• _Work required_:
Repeat the data that follows, word for word, without the images.
■ ■ ■ ■ ■ ■ ■
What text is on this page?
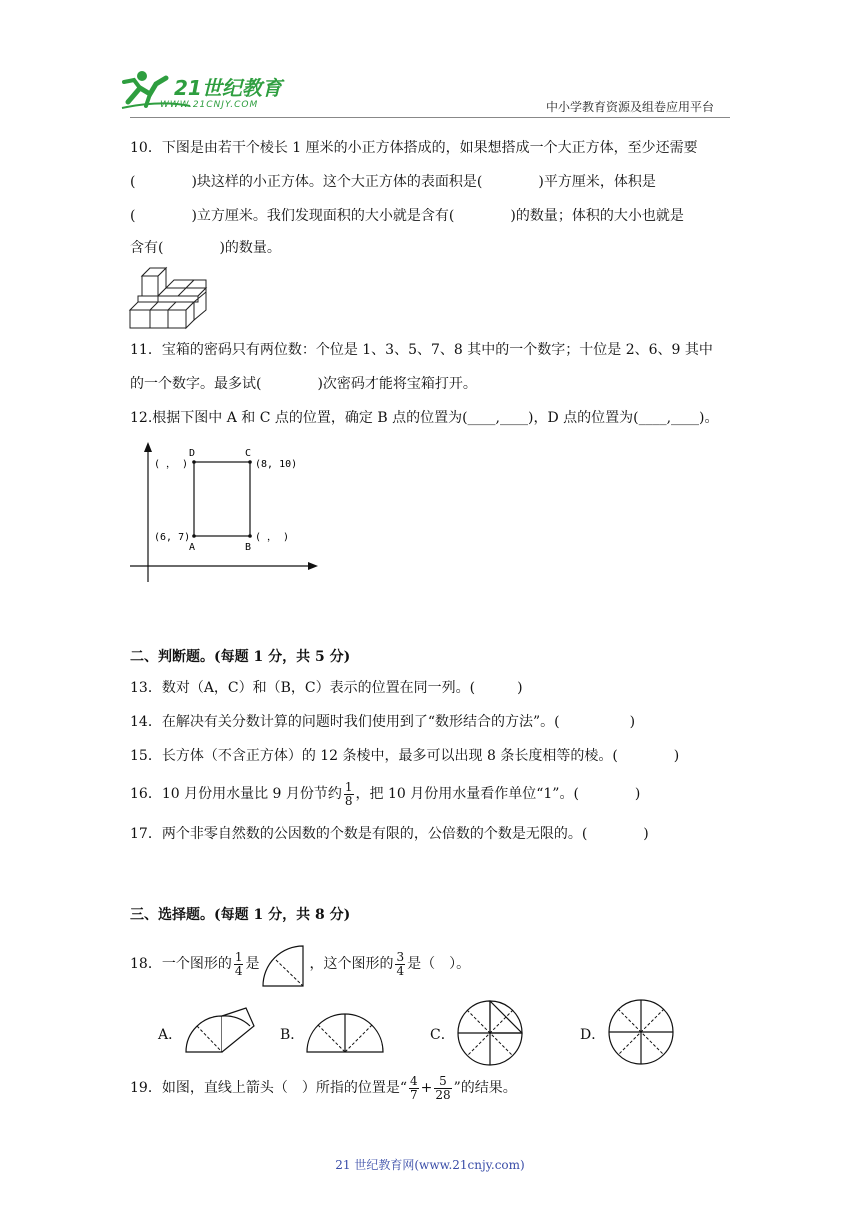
21世纪教育
WWW.21CNJY.COM	中小学教育资源及组卷应用平台
10．下图是由若干个棱长 1 厘米的小正方体搭成的，如果想搭成一个大正方体，至少还需要
(　　　　)块这样的小正方体。这个大正方体的表面积是(　　　　)平方厘米，体积是
(　　　　)立方厘米。我们发现面积的大小就是含有(　　　　)的数量；体积的大小也就是
含有(　　　　)的数量。
11．宝箱的密码只有两位数：个位是 1、3、5、7、8 其中的一个数字；十位是 2、6、9 其中
的一个数字。最多试(　　　　)次密码才能将宝箱打开。
12.根据下图中 A 和 C 点的位置，确定 B 点的位置为(____,____)，D 点的位置为(____,____)。
D	C
A	B
( ， )	(8, 10)
(6, 7)	( ， )
二、判断题。(每题 1 分，共 5 分)
13．数对（A，C）和（B，C）表示的位置在同一列。(　　　)
14．在解决有关分数计算的问题时我们使用到了“数形结合的方法”。(　　　　　)
15．长方体（不含正方体）的 12 条棱中，最多可以出现 8 条长度相等的棱。(　　　　)
16．10 月份用水量比 9 月份节约 $\frac{1}{8}$ ，把 10 月份用水量看作单位“1”。(　　　　)
17．两个非零自然数的公因数的个数是有限的，公倍数的个数是无限的。(　　　　)
三、选择题。(每题 1 分，共 8 分)
18．一个图形的 $\frac{1}{4}$ 是	，这个图形的 $\frac{3}{4}$ 是（　）。
A．	B．	C．	D．
19．如图，直线上箭头（　）所指的位置是“ $\frac{4}{7} + \frac{5}{28}$ ”的结果。
21 世纪教育网(www.21cnjy.com)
■ ■ ■ ■ ■ ■ ■
• _Problem solution_:
What text is on this page?
21世纪教育
WWW.21CNJY.COM	中小学教育资源及组卷应用平台
10．下图是由若干个棱长 1 厘米的小正方体搭成的，如果想搭成一个大正方体，至少还需要
(　　　　)块这样的小正方体。这个大正方体的表面积是(　　　　)平方厘米，体积是
(　　　　)立方厘米。我们发现面积的大小就是含有(　　　　)的数量；体积的大小也就是
含有(　　　　)的数量。
11．宝箱的密码只有两位数：个位是 1、3、5、7、8 其中的一个数字；十位是 2、6、9 其中
的一个数字。最多试(　　　　)次密码才能将宝箱打开。
12.根据下图中 A 和 C 点的位置，确定 B 点的位置为(____,____)，D 点的位置为(____,____)。
D	C
A	B
( ， )	(8, 10)
(6, 7)	( ， )
二、判断题。(每题 1 分，共 5 分)
13．数对（A，C）和（B，C）表示的位置在同一列。(　　　)
14．在解决有关分数计算的问题时我们使用到了“数形结合的方法”。(　　　　　)
15．长方体（不含正方体）的 12 条棱中，最多可以出现 8 条长度相等的棱。(　　　　)
16．10 月份用水量比 9 月份节约 $\frac{1}{8}$ ，把 10 月份用水量看作单位“1”。(　　　　)
17．两个非零自然数的公因数的个数是有限的，公倍数的个数是无限的。(　　　　)
三、选择题。(每题 1 分，共 8 分)
18．一个图形的 $\frac{1}{4}$ 是	，这个图形的 $\frac{3}{4}$ 是（　）。
A．	B．	C．	D．
19．如图，直线上箭头（　）所指的位置是“ $\frac{4}{7} + \frac{5}{28}$ ”的结果。
21 世纪教育网(www.21cnjy.com)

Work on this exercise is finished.